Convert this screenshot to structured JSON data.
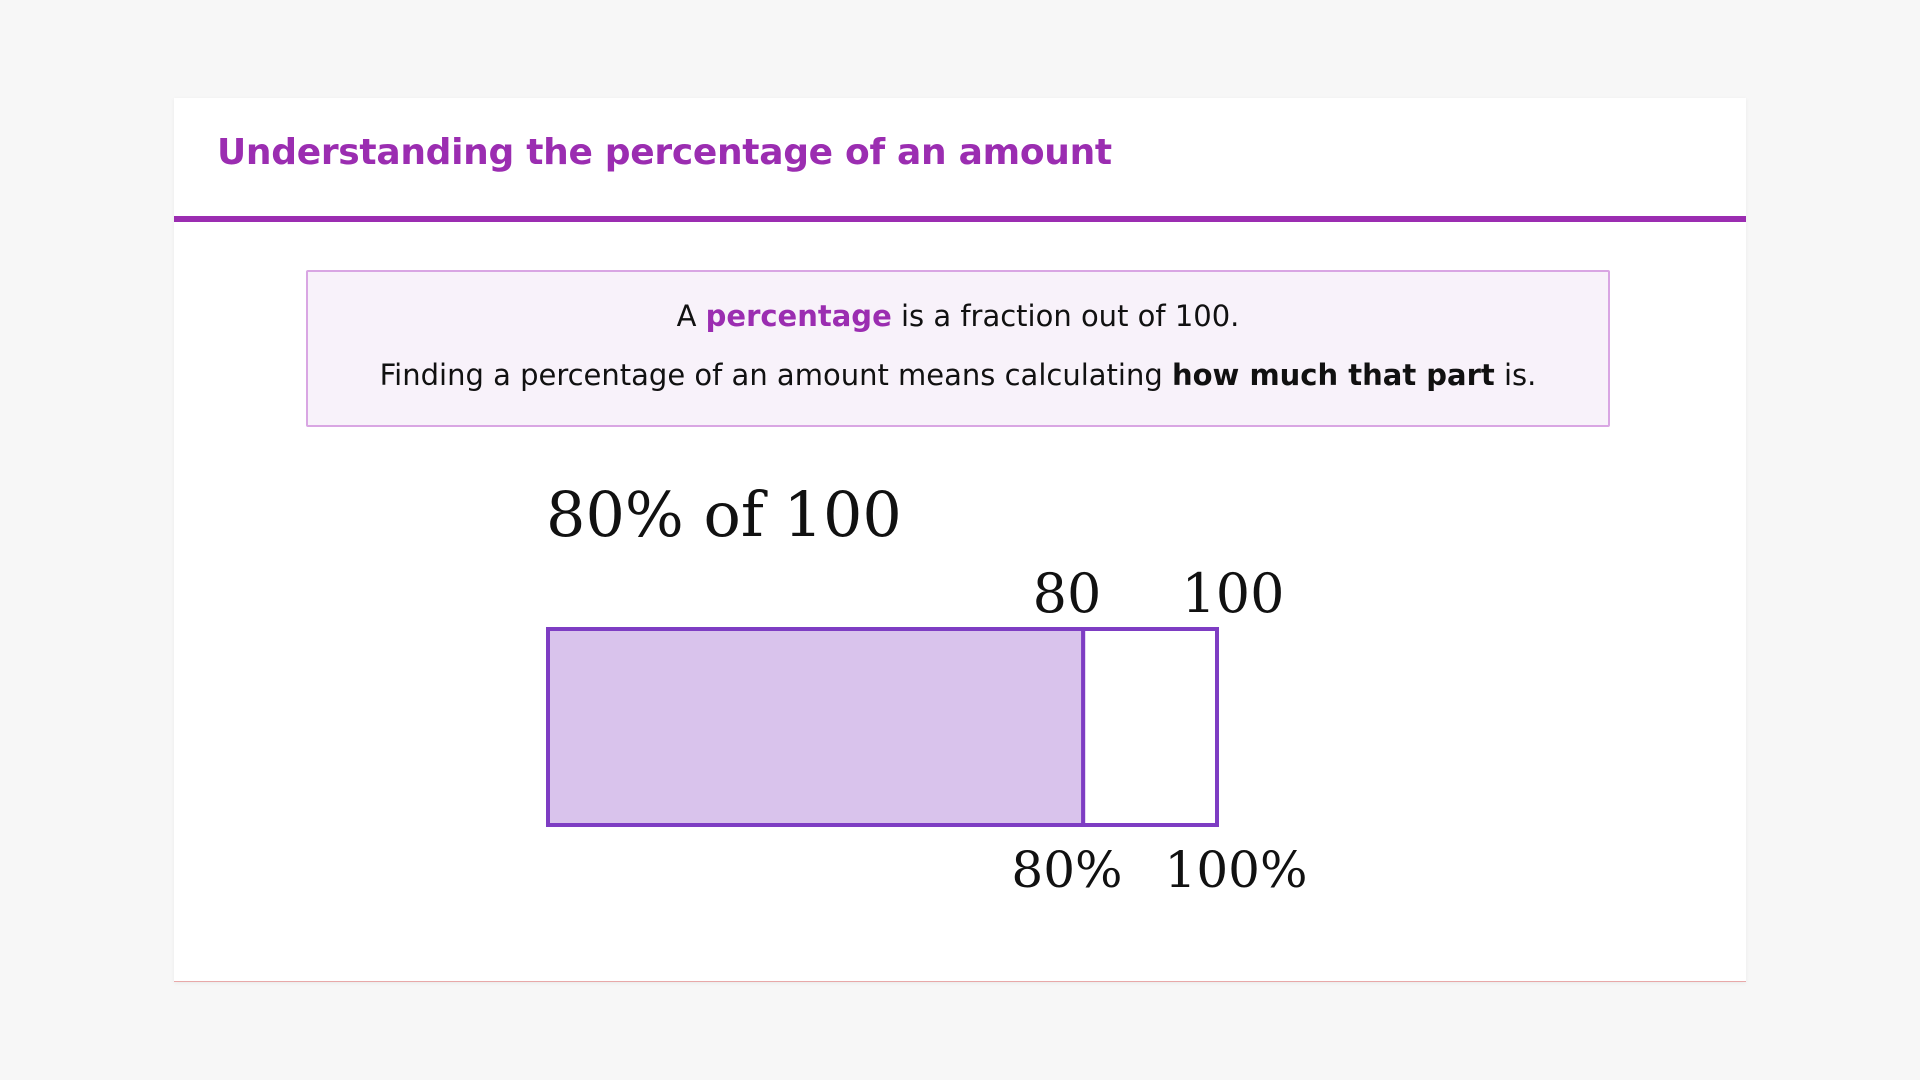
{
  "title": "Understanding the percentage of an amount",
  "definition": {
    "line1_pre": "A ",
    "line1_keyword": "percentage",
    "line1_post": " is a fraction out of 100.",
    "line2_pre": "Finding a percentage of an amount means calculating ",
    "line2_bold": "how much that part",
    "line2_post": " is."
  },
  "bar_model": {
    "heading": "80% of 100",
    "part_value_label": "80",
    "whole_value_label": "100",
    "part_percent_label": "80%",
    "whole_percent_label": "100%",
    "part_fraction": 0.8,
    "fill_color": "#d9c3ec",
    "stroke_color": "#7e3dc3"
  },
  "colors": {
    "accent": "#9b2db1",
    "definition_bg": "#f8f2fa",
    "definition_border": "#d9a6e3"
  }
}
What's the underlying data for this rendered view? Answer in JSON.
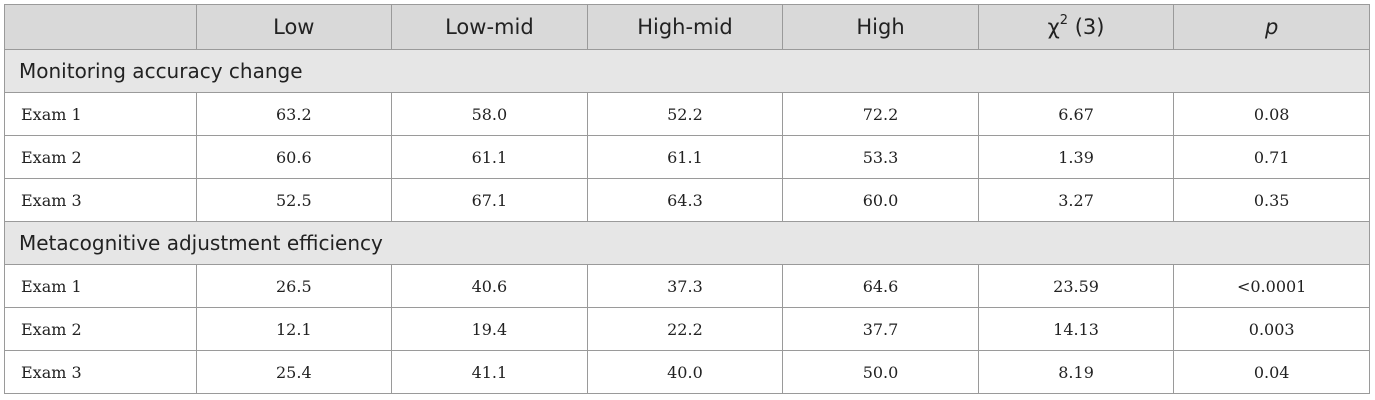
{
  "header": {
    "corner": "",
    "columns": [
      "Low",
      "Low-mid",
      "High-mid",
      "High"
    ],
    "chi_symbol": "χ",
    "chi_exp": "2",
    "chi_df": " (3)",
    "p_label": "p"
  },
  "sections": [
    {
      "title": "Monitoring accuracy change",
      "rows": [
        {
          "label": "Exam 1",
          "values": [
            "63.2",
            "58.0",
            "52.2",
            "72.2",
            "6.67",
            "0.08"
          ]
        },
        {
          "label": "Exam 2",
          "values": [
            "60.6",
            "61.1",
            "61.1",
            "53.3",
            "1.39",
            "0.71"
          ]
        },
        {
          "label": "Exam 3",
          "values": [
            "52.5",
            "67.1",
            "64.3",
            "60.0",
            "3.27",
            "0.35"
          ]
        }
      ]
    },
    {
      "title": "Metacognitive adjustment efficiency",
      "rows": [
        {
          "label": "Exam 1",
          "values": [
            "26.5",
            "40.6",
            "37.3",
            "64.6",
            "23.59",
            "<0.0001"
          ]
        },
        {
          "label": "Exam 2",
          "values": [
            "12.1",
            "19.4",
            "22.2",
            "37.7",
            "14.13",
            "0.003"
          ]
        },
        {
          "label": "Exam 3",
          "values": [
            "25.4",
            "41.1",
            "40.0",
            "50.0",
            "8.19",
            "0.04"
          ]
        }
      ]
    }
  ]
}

###

PROMPT
Among the entries above, how many lines include the word "amount"? Reply with the number only.

RESULT OF THIS EXERCISE
2